**Task brief**
Copy out all of the data below with no alterations.

Start Entries

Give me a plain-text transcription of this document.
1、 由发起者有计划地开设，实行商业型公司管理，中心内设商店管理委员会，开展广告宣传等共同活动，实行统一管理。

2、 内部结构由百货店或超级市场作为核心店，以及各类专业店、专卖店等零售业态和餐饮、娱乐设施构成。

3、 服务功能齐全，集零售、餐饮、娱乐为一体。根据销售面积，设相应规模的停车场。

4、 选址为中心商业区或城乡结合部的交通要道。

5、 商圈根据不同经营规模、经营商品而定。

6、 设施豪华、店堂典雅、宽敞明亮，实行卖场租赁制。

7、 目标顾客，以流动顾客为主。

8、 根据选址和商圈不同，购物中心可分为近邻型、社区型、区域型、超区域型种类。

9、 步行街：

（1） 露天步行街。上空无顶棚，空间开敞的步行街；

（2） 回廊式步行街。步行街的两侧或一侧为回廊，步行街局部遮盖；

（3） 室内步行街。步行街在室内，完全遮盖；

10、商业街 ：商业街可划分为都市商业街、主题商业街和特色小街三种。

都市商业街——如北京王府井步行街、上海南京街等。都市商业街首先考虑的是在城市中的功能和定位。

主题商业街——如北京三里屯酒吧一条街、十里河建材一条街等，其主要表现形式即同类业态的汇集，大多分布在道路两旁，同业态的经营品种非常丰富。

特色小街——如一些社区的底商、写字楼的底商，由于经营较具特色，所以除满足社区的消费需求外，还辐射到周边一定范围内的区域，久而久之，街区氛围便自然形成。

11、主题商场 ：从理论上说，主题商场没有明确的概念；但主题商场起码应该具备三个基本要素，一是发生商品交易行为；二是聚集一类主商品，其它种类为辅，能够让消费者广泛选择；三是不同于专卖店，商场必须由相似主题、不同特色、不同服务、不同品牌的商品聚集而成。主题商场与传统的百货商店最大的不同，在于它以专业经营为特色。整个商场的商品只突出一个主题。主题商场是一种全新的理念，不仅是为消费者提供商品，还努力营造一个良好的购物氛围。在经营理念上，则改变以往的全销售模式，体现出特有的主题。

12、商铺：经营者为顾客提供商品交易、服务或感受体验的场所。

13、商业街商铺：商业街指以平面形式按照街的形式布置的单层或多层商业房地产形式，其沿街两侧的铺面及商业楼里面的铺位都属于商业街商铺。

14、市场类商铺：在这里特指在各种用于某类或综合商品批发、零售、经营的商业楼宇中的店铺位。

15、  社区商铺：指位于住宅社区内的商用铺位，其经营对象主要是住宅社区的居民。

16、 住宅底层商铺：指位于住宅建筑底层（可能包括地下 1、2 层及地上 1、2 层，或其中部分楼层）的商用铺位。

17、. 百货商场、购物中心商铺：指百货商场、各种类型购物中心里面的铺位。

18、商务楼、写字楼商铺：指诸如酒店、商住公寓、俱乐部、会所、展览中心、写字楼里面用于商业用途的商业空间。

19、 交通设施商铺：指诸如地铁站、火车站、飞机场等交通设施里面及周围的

End Entries

**Solution for this problem**
Give me a plain-text transcription of this document.
1、 由发起者有计划地开设，实行商业型公司管理，中心内设商店管理委员会，开展广告宣传等共同活动，实行统一管理。

2、 内部结构由百货店或超级市场作为核心店，以及各类专业店、专卖店等零售业态和餐饮、娱乐设施构成。

3、 服务功能齐全，集零售、餐饮、娱乐为一体。根据销售面积，设相应规模的停车场。

4、 选址为中心商业区或城乡结合部的交通要道。

5、 商圈根据不同经营规模、经营商品而定。

6、 设施豪华、店堂典雅、宽敞明亮，实行卖场租赁制。

7、 目标顾客，以流动顾客为主。

8、 根据选址和商圈不同，购物中心可分为近邻型、社区型、区域型、超区域型种类。

9、 步行街：

（1） 露天步行街。上空无顶棚，空间开敞的步行街；

（2） 回廊式步行街。步行街的两侧或一侧为回廊，步行街局部遮盖；

（3） 室内步行街。步行街在室内，完全遮盖；

10、商业街 ：商业街可划分为都市商业街、主题商业街和特色小街三种。

都市商业街——如北京王府井步行街、上海南京街等。都市商业街首先考虑的是在城市中的功能和定位。

主题商业街——如北京三里屯酒吧一条街、十里河建材一条街等，其主要表现形式即同类业态的汇集，大多分布在道路两旁，同业态的经营品种非常丰富。

特色小街——如一些社区的底商、写字楼的底商，由于经营较具特色，所以除满足社区的消费需求外，还辐射到周边一定范围内的区域，久而久之，街区氛围便自然形成。

11、主题商场 ：从理论上说，主题商场没有明确的概念；但主题商场起码应该具备三个基本要素，一是发生商品交易行为；二是聚集一类主商品，其它种类为辅，能够让消费者广泛选择；三是不同于专卖店，商场必须由相似主题、不同特色、不同服务、不同品牌的商品聚集而成。主题商场与传统的百货商店最大的不同，在于它以专业经营为特色。整个商场的商品只突出一个主题。主题商场是一种全新的理念，不仅是为消费者提供商品，还努力营造一个良好的购物氛围。在经营理念上，则改变以往的全销售模式，体现出特有的主题。

12、商铺：经营者为顾客提供商品交易、服务或感受体验的场所。

13、商业街商铺：商业街指以平面形式按照街的形式布置的单层或多层商业房地产形式，其沿街两侧的铺面及商业楼里面的铺位都属于商业街商铺。

14、市场类商铺：在这里特指在各种用于某类或综合商品批发、零售、经营的商业楼宇中的店铺位。

15、  社区商铺：指位于住宅社区内的商用铺位，其经营对象主要是住宅社区的居民。

16、 住宅底层商铺：指位于住宅建筑底层（可能包括地下 1、2 层及地上 1、2 层，或其中部分楼层）的商用铺位。

17、. 百货商场、购物中心商铺：指百货商场、各种类型购物中心里面的铺位。

18、商务楼、写字楼商铺：指诸如酒店、商住公寓、俱乐部、会所、展览中心、写字楼里面用于商业用途的商业空间。

19、 交通设施商铺：指诸如地铁站、火车站、飞机场等交通设施里面及周围的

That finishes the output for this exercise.